WORK TO DO:
Among the lines below, count those with "this". Give the total alone.

RECORDS FOR THE EXERCISE:
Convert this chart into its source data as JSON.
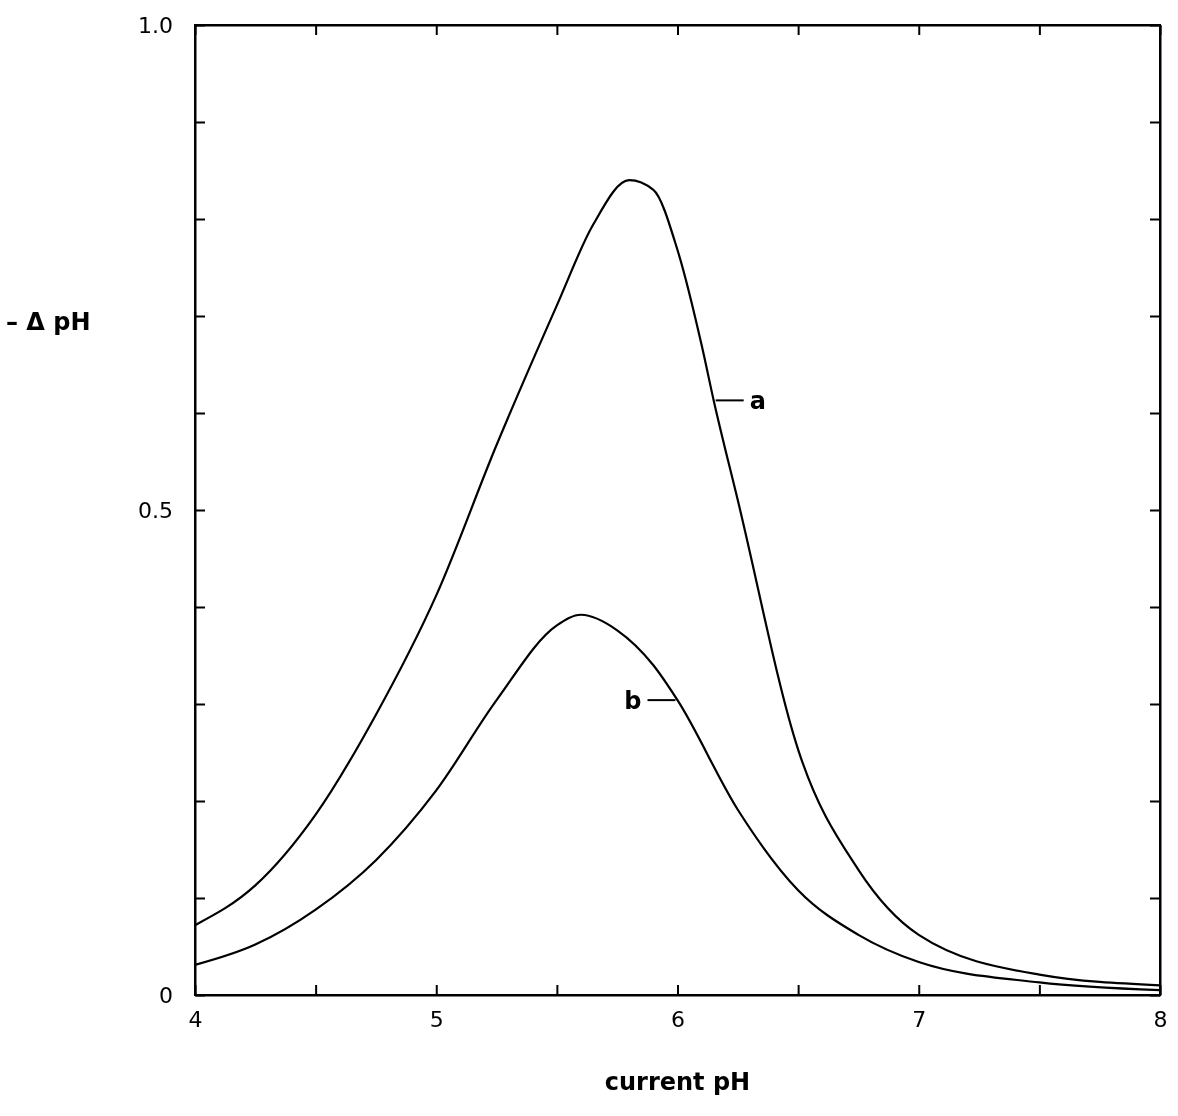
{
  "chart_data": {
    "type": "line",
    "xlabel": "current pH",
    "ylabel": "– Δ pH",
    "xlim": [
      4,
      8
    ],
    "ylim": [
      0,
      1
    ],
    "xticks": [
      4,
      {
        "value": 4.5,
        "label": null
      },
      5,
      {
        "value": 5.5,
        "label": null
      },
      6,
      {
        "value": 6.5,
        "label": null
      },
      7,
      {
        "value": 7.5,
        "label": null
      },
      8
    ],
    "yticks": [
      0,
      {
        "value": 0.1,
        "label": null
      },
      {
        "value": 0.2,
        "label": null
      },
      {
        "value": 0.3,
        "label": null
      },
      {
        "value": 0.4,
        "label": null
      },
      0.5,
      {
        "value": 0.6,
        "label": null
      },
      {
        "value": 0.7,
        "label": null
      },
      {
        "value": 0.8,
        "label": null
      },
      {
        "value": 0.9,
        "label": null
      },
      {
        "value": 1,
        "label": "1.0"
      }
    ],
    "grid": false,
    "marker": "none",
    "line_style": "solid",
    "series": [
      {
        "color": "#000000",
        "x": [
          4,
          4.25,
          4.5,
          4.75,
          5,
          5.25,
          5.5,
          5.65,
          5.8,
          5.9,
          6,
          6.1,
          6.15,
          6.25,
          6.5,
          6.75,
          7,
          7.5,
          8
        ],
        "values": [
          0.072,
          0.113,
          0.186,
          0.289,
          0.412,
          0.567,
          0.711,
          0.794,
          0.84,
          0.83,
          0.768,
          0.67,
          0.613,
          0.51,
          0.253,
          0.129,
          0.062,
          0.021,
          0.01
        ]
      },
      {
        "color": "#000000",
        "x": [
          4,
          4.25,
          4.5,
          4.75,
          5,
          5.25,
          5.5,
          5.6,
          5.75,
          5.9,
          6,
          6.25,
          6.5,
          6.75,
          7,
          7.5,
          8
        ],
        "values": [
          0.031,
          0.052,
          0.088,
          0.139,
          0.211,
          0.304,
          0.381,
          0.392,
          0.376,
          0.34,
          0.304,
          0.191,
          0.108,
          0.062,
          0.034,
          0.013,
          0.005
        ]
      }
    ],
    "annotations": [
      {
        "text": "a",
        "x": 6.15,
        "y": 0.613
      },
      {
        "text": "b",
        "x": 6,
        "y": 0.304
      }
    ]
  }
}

---

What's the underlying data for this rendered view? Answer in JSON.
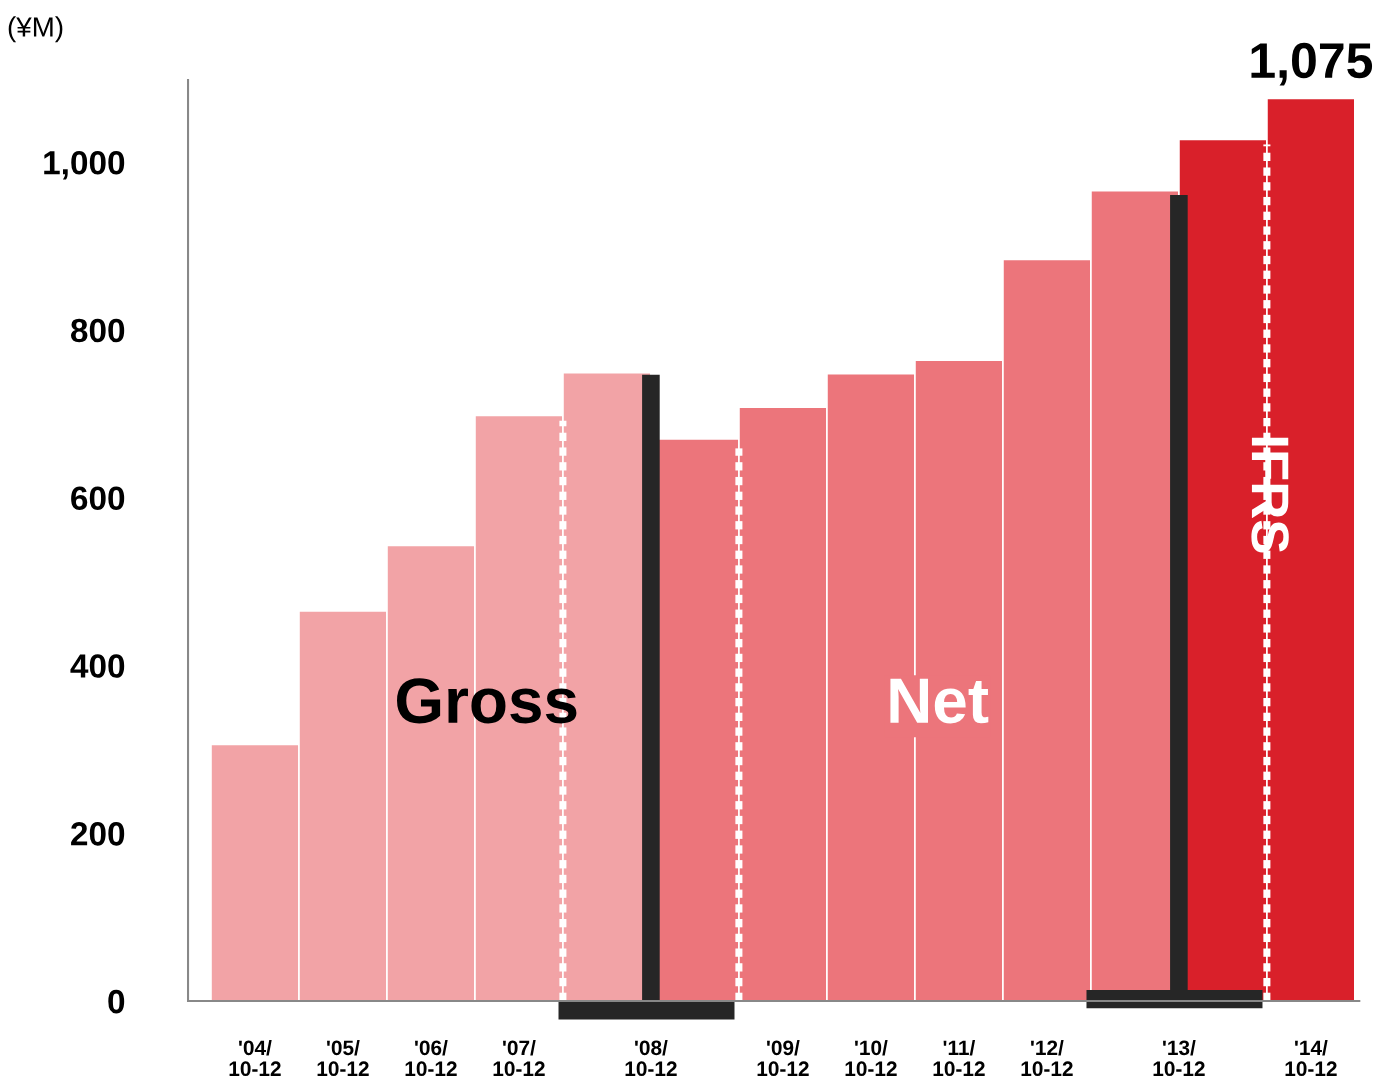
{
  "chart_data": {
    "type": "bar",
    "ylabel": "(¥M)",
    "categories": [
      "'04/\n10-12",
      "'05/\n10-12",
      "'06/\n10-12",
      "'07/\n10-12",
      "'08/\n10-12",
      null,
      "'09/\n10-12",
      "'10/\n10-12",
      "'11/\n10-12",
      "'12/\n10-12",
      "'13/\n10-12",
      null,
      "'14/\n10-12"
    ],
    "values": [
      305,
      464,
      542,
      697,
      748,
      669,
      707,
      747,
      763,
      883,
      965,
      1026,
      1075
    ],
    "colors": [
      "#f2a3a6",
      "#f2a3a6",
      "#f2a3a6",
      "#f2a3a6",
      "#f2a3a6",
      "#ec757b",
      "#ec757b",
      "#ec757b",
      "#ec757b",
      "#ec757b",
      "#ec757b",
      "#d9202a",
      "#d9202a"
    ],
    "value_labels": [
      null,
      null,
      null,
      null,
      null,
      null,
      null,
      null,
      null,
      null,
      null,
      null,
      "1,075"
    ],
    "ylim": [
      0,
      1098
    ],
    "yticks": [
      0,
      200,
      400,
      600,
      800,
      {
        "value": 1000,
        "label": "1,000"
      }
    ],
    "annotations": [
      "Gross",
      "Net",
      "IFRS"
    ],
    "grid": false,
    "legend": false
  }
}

ANSWER FOR THE TASK:
2